Start of INPUT FOR THIS TASK
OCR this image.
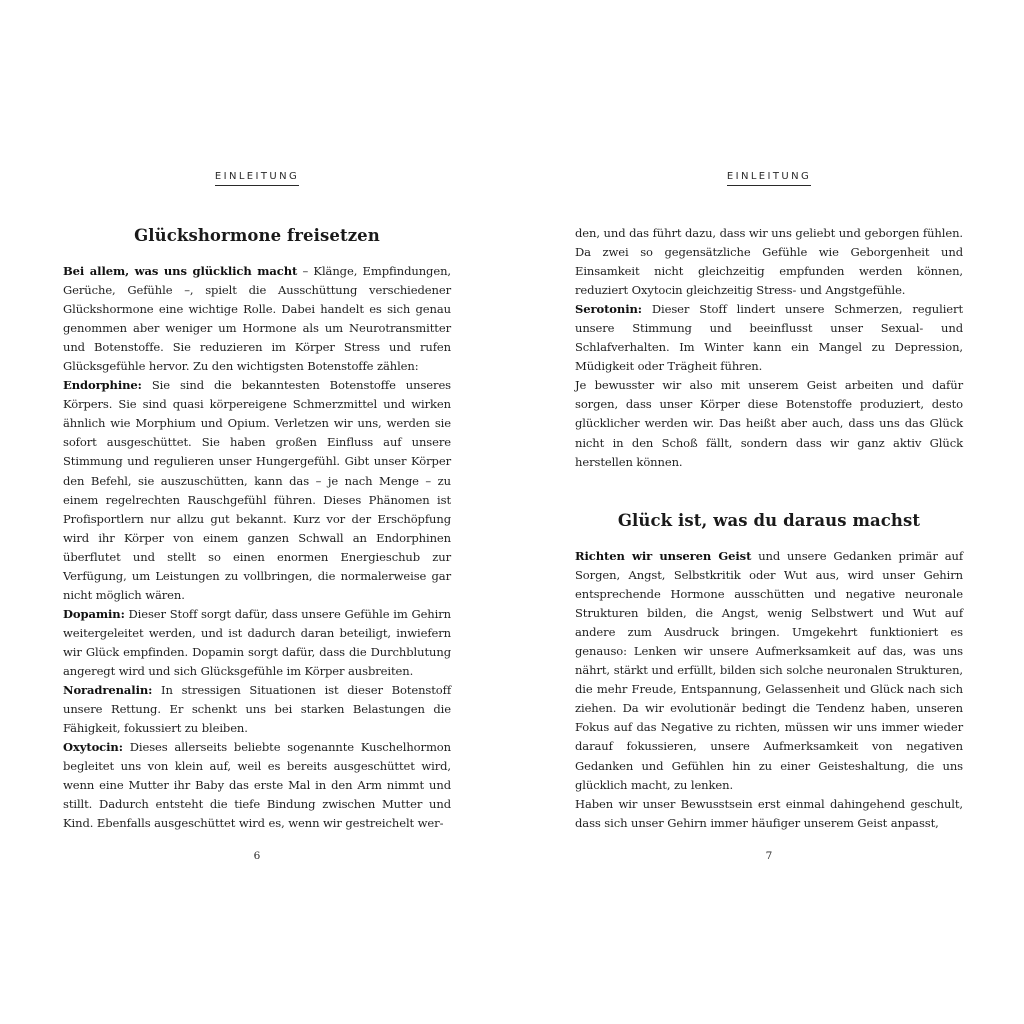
EINLEITUNG
Glückshormone freisetzen

Bei allem, was uns glücklich macht – Klänge, Empfindungen, Gerüche, Gefühle –, spielt die Ausschüttung verschiedener Glückshormone eine wichtige Rolle. Dabei handelt es sich genau genommen aber weniger um Hormone als um Neurotransmitter und Botenstoffe. Sie reduzieren im Körper Stress und rufen Glücksgefühle hervor. Zu den wichtigsten Botenstoffe zählen:

Endorphine: Sie sind die bekanntesten Botenstoffe unseres Körpers. Sie sind quasi körpereigene Schmerzmittel und wirken ähnlich wie Morphium und Opium. Verletzen wir uns, werden sie sofort ausgeschüttet. Sie haben großen Einfluss auf unsere Stimmung und regulieren unser Hungergefühl. Gibt unser Körper den Befehl, sie auszuschütten, kann das – je nach Menge – zu einem regelrechten Rauschgefühl führen. Dieses Phänomen ist Profisportlern nur allzu gut bekannt. Kurz vor der Erschöpfung wird ihr Körper von einem ganzen Schwall an Endorphinen überflutet und stellt so einen enormen Energieschub zur Verfügung, um Leistungen zu vollbringen, die normalerweise gar nicht möglich wären.

Dopamin: Dieser Stoff sorgt dafür, dass unsere Gefühle im Gehirn weitergeleitet werden, und ist dadurch daran beteiligt, inwiefern wir Glück empfinden. Dopamin sorgt dafür, dass die Durchblutung angeregt wird und sich Glücksgefühle im Körper ausbreiten.

Noradrenalin: In stressigen Situationen ist dieser Botenstoff unsere Rettung. Er schenkt uns bei starken Belastungen die Fähigkeit, fokussiert zu bleiben.

Oxytocin: Dieses allerseits beliebte sogenannte Kuschelhormon begleitet uns von klein auf, weil es bereits ausgeschüttet wird, wenn eine Mutter ihr Baby das erste Mal in den Arm nimmt und stillt. Dadurch entsteht die tiefe Bindung zwischen Mutter und Kind. Ebenfalls ausgeschüttet wird es, wenn wir gestreichelt wer-

6
EINLEITUNG

den, und das führt dazu, dass wir uns geliebt und geborgen fühlen. Da zwei so gegensätzliche Gefühle wie Geborgenheit und Einsamkeit nicht gleichzeitig empfunden werden können, reduziert Oxytocin gleichzeitig Stress- und Angstgefühle.

Serotonin: Dieser Stoff lindert unsere Schmerzen, reguliert unsere Stimmung und beeinflusst unser Sexual- und Schlafverhalten. Im Winter kann ein Mangel zu Depression, Müdigkeit oder Trägheit führen.

Je bewusster wir also mit unserem Geist arbeiten und dafür sorgen, dass unser Körper diese Botenstoffe produziert, desto glücklicher werden wir. Das heißt aber auch, dass uns das Glück nicht in den Schoß fällt, sondern dass wir ganz aktiv Glück herstellen können.

Glück ist, was du daraus machst

Richten wir unseren Geist und unsere Gedanken primär auf Sorgen, Angst, Selbstkritik oder Wut aus, wird unser Gehirn entsprechende Hormone ausschütten und negative neuronale Strukturen bilden, die Angst, wenig Selbstwert und Wut auf andere zum Ausdruck bringen. Umgekehrt funktioniert es genauso: Lenken wir unsere Aufmerksamkeit auf das, was uns nährt, stärkt und erfüllt, bilden sich solche neuronalen Strukturen, die mehr Freude, Entspannung, Gelassenheit und Glück nach sich ziehen. Da wir evolutionär bedingt die Tendenz haben, unseren Fokus auf das Negative zu richten, müssen wir uns immer wieder darauf fokussieren, unsere Aufmerksamkeit von negativen Gedanken und Gefühlen hin zu einer Geisteshaltung, die uns glücklich macht, zu lenken.

Haben wir unser Bewusstsein erst einmal dahingehend geschult, dass sich unser Gehirn immer häufiger unserem Geist anpasst,

7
End of INPUT FOR THIS TASK
EXERCISE DESCRIPTION — No picture should be included when the data are set down again exactly.

OUTPUT BELOW —
OCR this image.
EINLEITUNG
Glückshormone freisetzen

Bei allem, was uns glücklich macht – Klänge, Empfindungen, Gerüche, Gefühle –, spielt die Ausschüttung verschiedener Glückshormone eine wichtige Rolle. Dabei handelt es sich genau genommen aber weniger um Hormone als um Neurotransmitter und Botenstoffe. Sie reduzieren im Körper Stress und rufen Glücksgefühle hervor. Zu den wichtigsten Botenstoffe zählen:

Endorphine: Sie sind die bekanntesten Botenstoffe unseres Körpers. Sie sind quasi körpereigene Schmerzmittel und wirken ähnlich wie Morphium und Opium. Verletzen wir uns, werden sie sofort ausgeschüttet. Sie haben großen Einfluss auf unsere Stimmung und regulieren unser Hungergefühl. Gibt unser Körper den Befehl, sie auszuschütten, kann das – je nach Menge – zu einem regelrechten Rauschgefühl führen. Dieses Phänomen ist Profisportlern nur allzu gut bekannt. Kurz vor der Erschöpfung wird ihr Körper von einem ganzen Schwall an Endorphinen überflutet und stellt so einen enormen Energieschub zur Verfügung, um Leistungen zu vollbringen, die normalerweise gar nicht möglich wären.

Dopamin: Dieser Stoff sorgt dafür, dass unsere Gefühle im Gehirn weitergeleitet werden, und ist dadurch daran beteiligt, inwiefern wir Glück empfinden. Dopamin sorgt dafür, dass die Durchblutung angeregt wird und sich Glücksgefühle im Körper ausbreiten.

Noradrenalin: In stressigen Situationen ist dieser Botenstoff unsere Rettung. Er schenkt uns bei starken Belastungen die Fähigkeit, fokussiert zu bleiben.

Oxytocin: Dieses allerseits beliebte sogenannte Kuschelhormon begleitet uns von klein auf, weil es bereits ausgeschüttet wird, wenn eine Mutter ihr Baby das erste Mal in den Arm nimmt und stillt. Dadurch entsteht die tiefe Bindung zwischen Mutter und Kind. Ebenfalls ausgeschüttet wird es, wenn wir gestreichelt wer-

6
EINLEITUNG

den, und das führt dazu, dass wir uns geliebt und geborgen fühlen. Da zwei so gegensätzliche Gefühle wie Geborgenheit und Einsamkeit nicht gleichzeitig empfunden werden können, reduziert Oxytocin gleichzeitig Stress- und Angstgefühle.

Serotonin: Dieser Stoff lindert unsere Schmerzen, reguliert unsere Stimmung und beeinflusst unser Sexual- und Schlafverhalten. Im Winter kann ein Mangel zu Depression, Müdigkeit oder Trägheit führen.

Je bewusster wir also mit unserem Geist arbeiten und dafür sorgen, dass unser Körper diese Botenstoffe produziert, desto glücklicher werden wir. Das heißt aber auch, dass uns das Glück nicht in den Schoß fällt, sondern dass wir ganz aktiv Glück herstellen können.

Glück ist, was du daraus machst

Richten wir unseren Geist und unsere Gedanken primär auf Sorgen, Angst, Selbstkritik oder Wut aus, wird unser Gehirn entsprechende Hormone ausschütten und negative neuronale Strukturen bilden, die Angst, wenig Selbstwert und Wut auf andere zum Ausdruck bringen. Umgekehrt funktioniert es genauso: Lenken wir unsere Aufmerksamkeit auf das, was uns nährt, stärkt und erfüllt, bilden sich solche neuronalen Strukturen, die mehr Freude, Entspannung, Gelassenheit und Glück nach sich ziehen. Da wir evolutionär bedingt die Tendenz haben, unseren Fokus auf das Negative zu richten, müssen wir uns immer wieder darauf fokussieren, unsere Aufmerksamkeit von negativen Gedanken und Gefühlen hin zu einer Geisteshaltung, die uns glücklich macht, zu lenken.

Haben wir unser Bewusstsein erst einmal dahingehend geschult, dass sich unser Gehirn immer häufiger unserem Geist anpasst,

7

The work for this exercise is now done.